▶ [What needs to be done]
Report only the number of lines in this material that include the string "Giant".
— Start Excerpted records —
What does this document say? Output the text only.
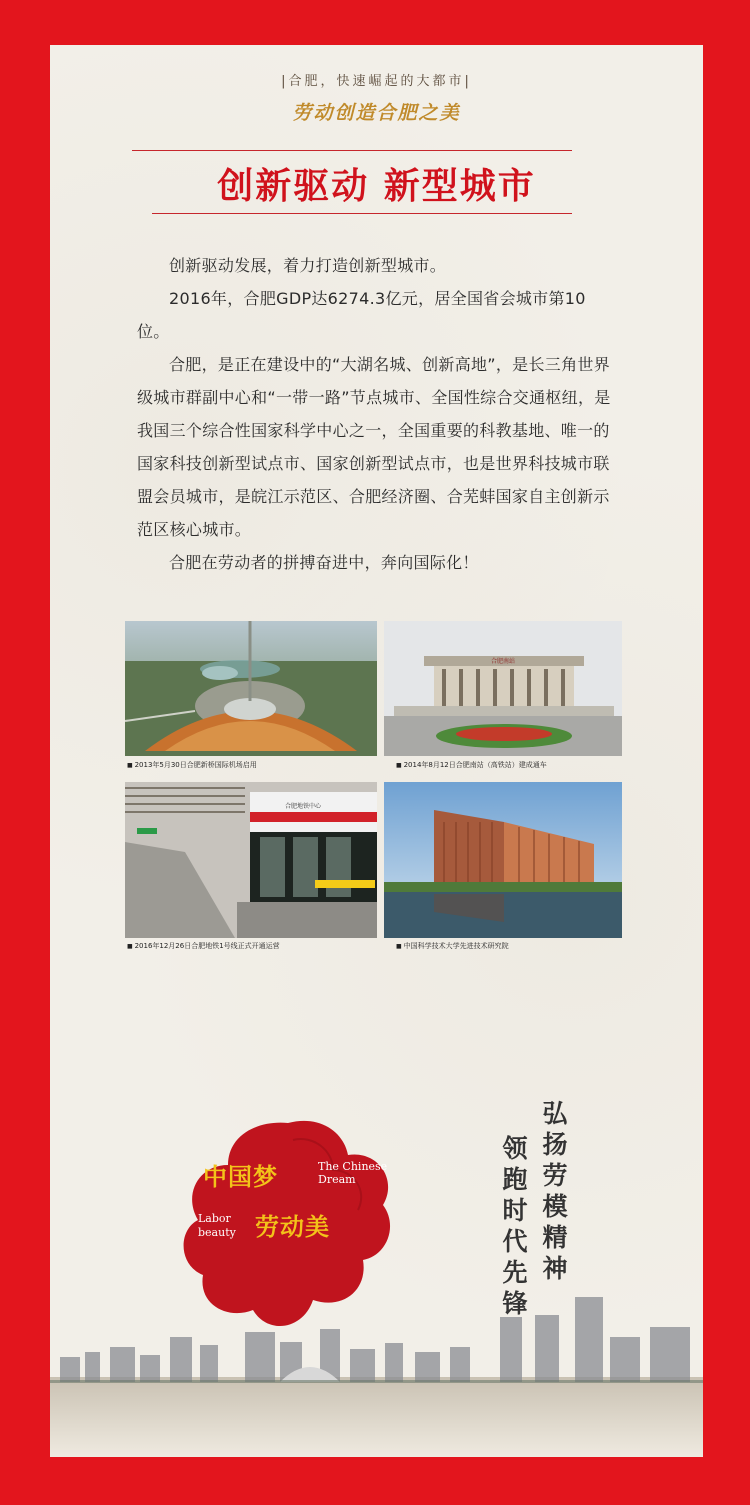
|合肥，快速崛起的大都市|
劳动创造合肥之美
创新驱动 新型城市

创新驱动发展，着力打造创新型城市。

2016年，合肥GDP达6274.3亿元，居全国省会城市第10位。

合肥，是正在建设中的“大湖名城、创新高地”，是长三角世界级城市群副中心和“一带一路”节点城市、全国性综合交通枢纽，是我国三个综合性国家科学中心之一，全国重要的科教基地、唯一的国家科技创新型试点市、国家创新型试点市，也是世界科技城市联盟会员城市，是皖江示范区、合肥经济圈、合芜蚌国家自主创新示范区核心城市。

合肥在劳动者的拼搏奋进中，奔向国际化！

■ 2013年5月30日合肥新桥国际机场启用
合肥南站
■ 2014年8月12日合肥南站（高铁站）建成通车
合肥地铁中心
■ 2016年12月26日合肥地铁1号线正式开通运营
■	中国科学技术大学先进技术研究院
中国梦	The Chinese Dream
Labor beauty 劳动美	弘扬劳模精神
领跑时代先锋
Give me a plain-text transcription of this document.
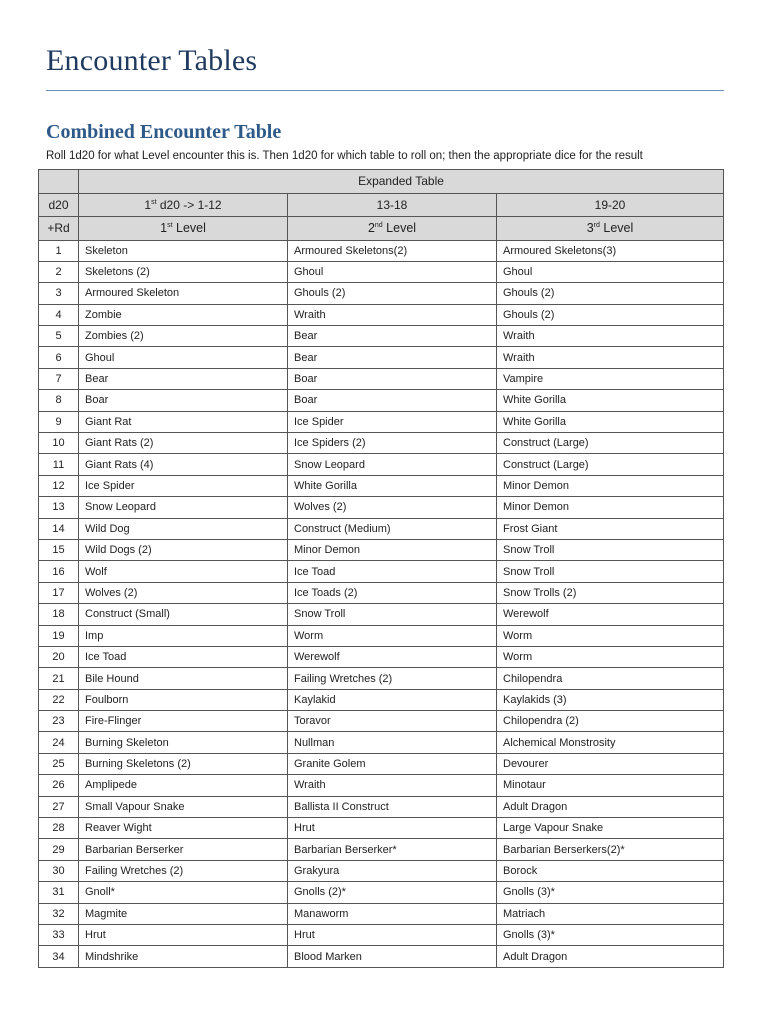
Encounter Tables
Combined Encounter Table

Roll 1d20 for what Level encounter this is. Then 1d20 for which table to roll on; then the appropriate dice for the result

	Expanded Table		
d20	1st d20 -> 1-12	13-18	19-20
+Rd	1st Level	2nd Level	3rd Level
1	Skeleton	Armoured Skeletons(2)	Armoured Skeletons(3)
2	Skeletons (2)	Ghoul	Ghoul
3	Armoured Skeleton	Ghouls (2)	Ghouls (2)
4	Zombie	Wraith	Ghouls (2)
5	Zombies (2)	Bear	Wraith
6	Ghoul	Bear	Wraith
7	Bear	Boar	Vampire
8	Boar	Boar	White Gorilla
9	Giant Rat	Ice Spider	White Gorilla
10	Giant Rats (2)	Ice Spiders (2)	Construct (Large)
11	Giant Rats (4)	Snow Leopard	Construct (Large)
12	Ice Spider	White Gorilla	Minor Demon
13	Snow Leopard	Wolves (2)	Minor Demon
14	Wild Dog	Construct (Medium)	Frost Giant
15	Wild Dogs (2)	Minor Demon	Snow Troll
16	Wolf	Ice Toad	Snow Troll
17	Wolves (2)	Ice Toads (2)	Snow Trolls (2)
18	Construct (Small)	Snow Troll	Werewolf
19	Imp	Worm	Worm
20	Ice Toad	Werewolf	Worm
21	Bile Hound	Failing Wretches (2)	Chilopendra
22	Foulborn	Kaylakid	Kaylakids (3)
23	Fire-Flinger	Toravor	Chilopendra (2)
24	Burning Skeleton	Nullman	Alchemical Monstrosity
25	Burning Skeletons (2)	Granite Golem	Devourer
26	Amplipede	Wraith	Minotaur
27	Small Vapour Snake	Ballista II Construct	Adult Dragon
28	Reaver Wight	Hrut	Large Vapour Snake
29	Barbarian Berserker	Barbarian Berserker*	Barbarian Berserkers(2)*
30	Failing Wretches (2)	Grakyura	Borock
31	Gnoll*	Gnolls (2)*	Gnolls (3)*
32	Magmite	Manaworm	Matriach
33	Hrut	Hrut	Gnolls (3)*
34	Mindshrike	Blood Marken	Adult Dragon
— End Excerpted records —
▶ [Result below]
4